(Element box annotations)

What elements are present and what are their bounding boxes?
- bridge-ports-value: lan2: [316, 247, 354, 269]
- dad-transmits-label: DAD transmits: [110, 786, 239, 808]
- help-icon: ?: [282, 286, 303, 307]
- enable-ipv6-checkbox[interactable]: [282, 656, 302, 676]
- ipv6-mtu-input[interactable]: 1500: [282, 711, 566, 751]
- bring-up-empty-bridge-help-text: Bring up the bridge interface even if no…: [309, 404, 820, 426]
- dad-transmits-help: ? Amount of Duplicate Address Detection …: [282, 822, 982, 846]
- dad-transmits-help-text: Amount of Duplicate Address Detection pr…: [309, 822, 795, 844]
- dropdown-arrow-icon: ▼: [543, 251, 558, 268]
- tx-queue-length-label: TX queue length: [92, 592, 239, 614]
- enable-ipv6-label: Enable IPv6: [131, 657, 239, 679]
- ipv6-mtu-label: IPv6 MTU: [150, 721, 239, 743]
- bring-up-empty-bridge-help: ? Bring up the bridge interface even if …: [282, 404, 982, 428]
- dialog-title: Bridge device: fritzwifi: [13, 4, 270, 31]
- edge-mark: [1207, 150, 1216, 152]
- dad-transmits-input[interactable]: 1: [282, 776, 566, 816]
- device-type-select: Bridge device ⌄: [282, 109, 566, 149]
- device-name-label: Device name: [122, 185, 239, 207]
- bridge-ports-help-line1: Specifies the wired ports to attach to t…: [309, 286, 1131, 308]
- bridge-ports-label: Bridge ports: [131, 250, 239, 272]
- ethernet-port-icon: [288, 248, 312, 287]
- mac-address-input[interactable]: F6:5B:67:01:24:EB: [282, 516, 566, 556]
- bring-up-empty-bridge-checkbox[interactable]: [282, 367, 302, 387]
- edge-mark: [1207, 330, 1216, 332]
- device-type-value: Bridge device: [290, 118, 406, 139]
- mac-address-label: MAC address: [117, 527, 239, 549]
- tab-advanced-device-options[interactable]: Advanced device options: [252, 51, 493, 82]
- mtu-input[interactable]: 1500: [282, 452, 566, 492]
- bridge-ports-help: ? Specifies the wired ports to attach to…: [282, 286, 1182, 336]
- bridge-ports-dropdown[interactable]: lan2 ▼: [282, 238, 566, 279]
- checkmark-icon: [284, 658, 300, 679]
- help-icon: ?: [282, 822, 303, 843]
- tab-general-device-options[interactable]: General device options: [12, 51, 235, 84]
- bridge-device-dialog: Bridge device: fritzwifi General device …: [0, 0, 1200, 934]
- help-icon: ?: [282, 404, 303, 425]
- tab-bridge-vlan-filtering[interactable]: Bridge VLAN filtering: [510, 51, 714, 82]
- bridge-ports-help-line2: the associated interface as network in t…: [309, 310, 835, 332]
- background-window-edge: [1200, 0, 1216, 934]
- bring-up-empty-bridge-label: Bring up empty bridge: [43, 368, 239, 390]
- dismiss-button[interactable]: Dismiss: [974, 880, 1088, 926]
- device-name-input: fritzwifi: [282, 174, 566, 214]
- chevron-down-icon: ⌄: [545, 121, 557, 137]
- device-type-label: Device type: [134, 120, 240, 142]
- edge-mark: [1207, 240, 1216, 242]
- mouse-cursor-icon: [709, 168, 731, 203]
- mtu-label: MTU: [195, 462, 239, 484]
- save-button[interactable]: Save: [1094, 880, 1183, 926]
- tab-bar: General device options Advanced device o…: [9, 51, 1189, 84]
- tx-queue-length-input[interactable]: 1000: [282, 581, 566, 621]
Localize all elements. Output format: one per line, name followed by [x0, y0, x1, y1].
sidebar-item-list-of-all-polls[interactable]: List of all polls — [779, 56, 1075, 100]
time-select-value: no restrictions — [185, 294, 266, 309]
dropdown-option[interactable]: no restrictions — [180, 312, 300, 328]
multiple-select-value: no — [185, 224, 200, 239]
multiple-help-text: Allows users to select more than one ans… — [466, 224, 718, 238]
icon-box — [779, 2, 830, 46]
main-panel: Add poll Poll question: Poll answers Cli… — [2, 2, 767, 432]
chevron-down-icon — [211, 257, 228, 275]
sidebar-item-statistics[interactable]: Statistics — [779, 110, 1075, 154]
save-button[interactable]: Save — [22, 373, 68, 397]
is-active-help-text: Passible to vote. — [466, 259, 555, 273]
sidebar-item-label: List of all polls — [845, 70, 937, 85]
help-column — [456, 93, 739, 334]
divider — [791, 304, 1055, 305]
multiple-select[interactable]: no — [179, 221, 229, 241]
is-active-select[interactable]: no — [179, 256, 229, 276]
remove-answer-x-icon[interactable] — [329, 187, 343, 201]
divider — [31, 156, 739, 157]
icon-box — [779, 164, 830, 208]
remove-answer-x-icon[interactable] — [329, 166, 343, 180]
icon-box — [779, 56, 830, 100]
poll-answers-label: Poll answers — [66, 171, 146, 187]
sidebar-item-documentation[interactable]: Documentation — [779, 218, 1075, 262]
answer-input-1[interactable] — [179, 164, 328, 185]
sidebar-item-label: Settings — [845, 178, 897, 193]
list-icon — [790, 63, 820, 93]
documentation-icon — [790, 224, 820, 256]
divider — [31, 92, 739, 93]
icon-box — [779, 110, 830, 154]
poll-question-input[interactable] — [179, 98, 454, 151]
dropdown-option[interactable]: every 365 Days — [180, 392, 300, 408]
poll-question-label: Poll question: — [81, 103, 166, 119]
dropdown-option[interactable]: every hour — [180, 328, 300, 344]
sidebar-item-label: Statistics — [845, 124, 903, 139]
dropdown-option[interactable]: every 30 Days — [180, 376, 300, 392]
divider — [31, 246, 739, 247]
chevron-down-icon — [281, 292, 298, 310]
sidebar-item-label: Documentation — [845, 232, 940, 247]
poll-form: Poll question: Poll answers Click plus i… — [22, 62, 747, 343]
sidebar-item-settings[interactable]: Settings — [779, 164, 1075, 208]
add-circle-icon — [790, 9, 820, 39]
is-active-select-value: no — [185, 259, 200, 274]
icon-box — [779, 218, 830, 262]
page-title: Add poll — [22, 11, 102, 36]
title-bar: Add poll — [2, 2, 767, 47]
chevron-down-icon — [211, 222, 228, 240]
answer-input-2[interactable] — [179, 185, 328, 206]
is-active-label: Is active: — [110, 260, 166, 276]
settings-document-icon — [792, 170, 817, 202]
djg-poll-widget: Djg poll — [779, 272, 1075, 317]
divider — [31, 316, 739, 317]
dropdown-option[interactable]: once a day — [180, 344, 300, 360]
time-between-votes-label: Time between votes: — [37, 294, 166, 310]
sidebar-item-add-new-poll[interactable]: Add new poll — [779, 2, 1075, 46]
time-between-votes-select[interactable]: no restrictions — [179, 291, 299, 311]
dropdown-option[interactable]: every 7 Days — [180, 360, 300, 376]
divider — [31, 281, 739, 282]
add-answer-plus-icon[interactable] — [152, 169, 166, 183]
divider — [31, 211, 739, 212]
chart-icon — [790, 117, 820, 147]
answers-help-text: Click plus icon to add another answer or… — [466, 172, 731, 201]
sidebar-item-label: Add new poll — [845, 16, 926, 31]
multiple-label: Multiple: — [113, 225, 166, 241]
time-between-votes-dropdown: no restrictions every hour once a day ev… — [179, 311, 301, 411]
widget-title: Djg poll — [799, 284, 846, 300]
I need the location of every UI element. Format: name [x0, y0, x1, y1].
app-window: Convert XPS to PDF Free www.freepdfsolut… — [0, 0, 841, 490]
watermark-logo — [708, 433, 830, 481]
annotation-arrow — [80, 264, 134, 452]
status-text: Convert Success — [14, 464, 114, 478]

Directions: Rewrite all of the records above, swapping every "interactable" for "clickable" and leaving everything else unchanged.

Written answer:
What elements are present and what are their bounding boxes?
- bridge-ports-value: lan2: [316, 247, 354, 269]
- dad-transmits-label: DAD transmits: [110, 786, 239, 808]
- help-icon: ?: [282, 286, 303, 307]
- enable-ipv6-checkbox[clickable]: [282, 656, 302, 676]
- ipv6-mtu-input[clickable]: 1500: [282, 711, 566, 751]
- bring-up-empty-bridge-help-text: Bring up the bridge interface even if no…: [309, 404, 820, 426]
- dad-transmits-help: ? Amount of Duplicate Address Detection …: [282, 822, 982, 846]
- dad-transmits-help-text: Amount of Duplicate Address Detection pr…: [309, 822, 795, 844]
- dropdown-arrow-icon: ▼: [543, 251, 558, 268]
- tx-queue-length-label: TX queue length: [92, 592, 239, 614]
- enable-ipv6-label: Enable IPv6: [131, 657, 239, 679]
- ipv6-mtu-label: IPv6 MTU: [150, 721, 239, 743]
- bring-up-empty-bridge-help: ? Bring up the bridge interface even if …: [282, 404, 982, 428]
- dialog-title: Bridge device: fritzwifi: [13, 4, 270, 31]
- edge-mark: [1207, 150, 1216, 152]
- dad-transmits-input[clickable]: 1: [282, 776, 566, 816]
- device-type-select: Bridge device ⌄: [282, 109, 566, 149]
- device-name-label: Device name: [122, 185, 239, 207]
- bridge-ports-help-line1: Specifies the wired ports to attach to t…: [309, 286, 1131, 308]
- bridge-ports-label: Bridge ports: [131, 250, 239, 272]
- ethernet-port-icon: [288, 248, 312, 287]
- mac-address-input[clickable]: F6:5B:67:01:24:EB: [282, 516, 566, 556]
- bring-up-empty-bridge-checkbox[clickable]: [282, 367, 302, 387]
- edge-mark: [1207, 330, 1216, 332]
- device-type-value: Bridge device: [290, 118, 406, 139]
- mac-address-label: MAC address: [117, 527, 239, 549]
- tab-advanced-device-options[clickable]: Advanced device options: [252, 51, 493, 82]
- mtu-input[clickable]: 1500: [282, 452, 566, 492]
- bridge-ports-help: ? Specifies the wired ports to attach to…: [282, 286, 1182, 336]
- bridge-ports-dropdown[clickable]: lan2 ▼: [282, 238, 566, 279]
- checkmark-icon: [284, 658, 300, 679]
- help-icon: ?: [282, 822, 303, 843]
- tab-general-device-options[clickable]: General device options: [12, 51, 235, 84]
- bridge-device-dialog: Bridge device: fritzwifi General device …: [0, 0, 1200, 934]
- help-icon: ?: [282, 404, 303, 425]
- tab-bridge-vlan-filtering[clickable]: Bridge VLAN filtering: [510, 51, 714, 82]
- bridge-ports-help-line2: the associated interface as network in t…: [309, 310, 835, 332]
- background-window-edge: [1200, 0, 1216, 934]
- bring-up-empty-bridge-label: Bring up empty bridge: [43, 368, 239, 390]
- dismiss-button[clickable]: Dismiss: [974, 880, 1088, 926]
- device-name-input: fritzwifi: [282, 174, 566, 214]
- chevron-down-icon: ⌄: [545, 121, 557, 137]
- device-type-label: Device type: [134, 120, 240, 142]
- edge-mark: [1207, 240, 1216, 242]
- mouse-cursor-icon: [709, 168, 731, 203]
- mtu-label: MTU: [195, 462, 239, 484]
- save-button[clickable]: Save: [1094, 880, 1183, 926]
- tab-bar: General device options Advanced device o…: [9, 51, 1189, 84]
- tx-queue-length-input[clickable]: 1000: [282, 581, 566, 621]
Localize all elements. Output format: one per line, name followed by [x0, y0, x1, y1].
sidebar-item-list-of-all-polls[clickable]: List of all polls — [779, 56, 1075, 100]
time-select-value: no restrictions — [185, 294, 266, 309]
dropdown-option[clickable]: no restrictions — [180, 312, 300, 328]
multiple-select-value: no — [185, 224, 200, 239]
multiple-help-text: Allows users to select more than one ans… — [466, 224, 718, 238]
icon-box — [779, 2, 830, 46]
main-panel: Add poll Poll question: Poll answers Cli… — [2, 2, 767, 432]
chevron-down-icon — [211, 257, 228, 275]
sidebar-item-statistics[clickable]: Statistics — [779, 110, 1075, 154]
save-button[clickable]: Save — [22, 373, 68, 397]
is-active-help-text: Passible to vote. — [466, 259, 555, 273]
sidebar-item-label: List of all polls — [845, 70, 937, 85]
help-column — [456, 93, 739, 334]
divider — [791, 304, 1055, 305]
multiple-select[clickable]: no — [179, 221, 229, 241]
is-active-select[clickable]: no — [179, 256, 229, 276]
remove-answer-x-icon[clickable] — [329, 187, 343, 201]
divider — [31, 156, 739, 157]
icon-box — [779, 164, 830, 208]
remove-answer-x-icon[clickable] — [329, 166, 343, 180]
icon-box — [779, 56, 830, 100]
poll-answers-label: Poll answers — [66, 171, 146, 187]
sidebar-item-documentation[clickable]: Documentation — [779, 218, 1075, 262]
answer-input-1[clickable] — [179, 164, 328, 185]
sidebar-item-label: Settings — [845, 178, 897, 193]
list-icon — [790, 63, 820, 93]
documentation-icon — [790, 224, 820, 256]
divider — [31, 92, 739, 93]
icon-box — [779, 110, 830, 154]
poll-question-input[clickable] — [179, 98, 454, 151]
dropdown-option[clickable]: every 365 Days — [180, 392, 300, 408]
poll-question-label: Poll question: — [81, 103, 166, 119]
dropdown-option[clickable]: every hour — [180, 328, 300, 344]
sidebar-item-label: Statistics — [845, 124, 903, 139]
dropdown-option[clickable]: every 30 Days — [180, 376, 300, 392]
divider — [31, 246, 739, 247]
chevron-down-icon — [281, 292, 298, 310]
sidebar-item-label: Documentation — [845, 232, 940, 247]
poll-form: Poll question: Poll answers Click plus i… — [22, 62, 747, 343]
sidebar-item-settings[clickable]: Settings — [779, 164, 1075, 208]
add-circle-icon — [790, 9, 820, 39]
is-active-select-value: no — [185, 259, 200, 274]
icon-box — [779, 218, 830, 262]
page-title: Add poll — [22, 11, 102, 36]
title-bar: Add poll — [2, 2, 767, 47]
chevron-down-icon — [211, 222, 228, 240]
answer-input-2[clickable] — [179, 185, 328, 206]
is-active-label: Is active: — [110, 260, 166, 276]
settings-document-icon — [792, 170, 817, 202]
djg-poll-widget: Djg poll — [779, 272, 1075, 317]
divider — [31, 316, 739, 317]
dropdown-option[clickable]: once a day — [180, 344, 300, 360]
time-between-votes-label: Time between votes: — [37, 294, 166, 310]
sidebar-item-add-new-poll[clickable]: Add new poll — [779, 2, 1075, 46]
time-between-votes-select[clickable]: no restrictions — [179, 291, 299, 311]
dropdown-option[clickable]: every 7 Days — [180, 360, 300, 376]
divider — [31, 281, 739, 282]
add-answer-plus-icon[clickable] — [152, 169, 166, 183]
divider — [31, 211, 739, 212]
chart-icon — [790, 117, 820, 147]
answers-help-text: Click plus icon to add another answer or… — [466, 172, 731, 201]
sidebar-item-label: Add new poll — [845, 16, 926, 31]
multiple-label: Multiple: — [113, 225, 166, 241]
time-between-votes-dropdown: no restrictions every hour once a day ev… — [179, 311, 301, 411]
widget-title: Djg poll — [799, 284, 846, 300]
I need the location of every UI element. Format: name [x0, y0, x1, y1].
app-window: Convert XPS to PDF Free www.freepdfsolut… — [0, 0, 841, 490]
watermark-logo — [708, 433, 830, 481]
annotation-arrow — [80, 264, 134, 452]
status-text: Convert Success — [14, 464, 114, 478]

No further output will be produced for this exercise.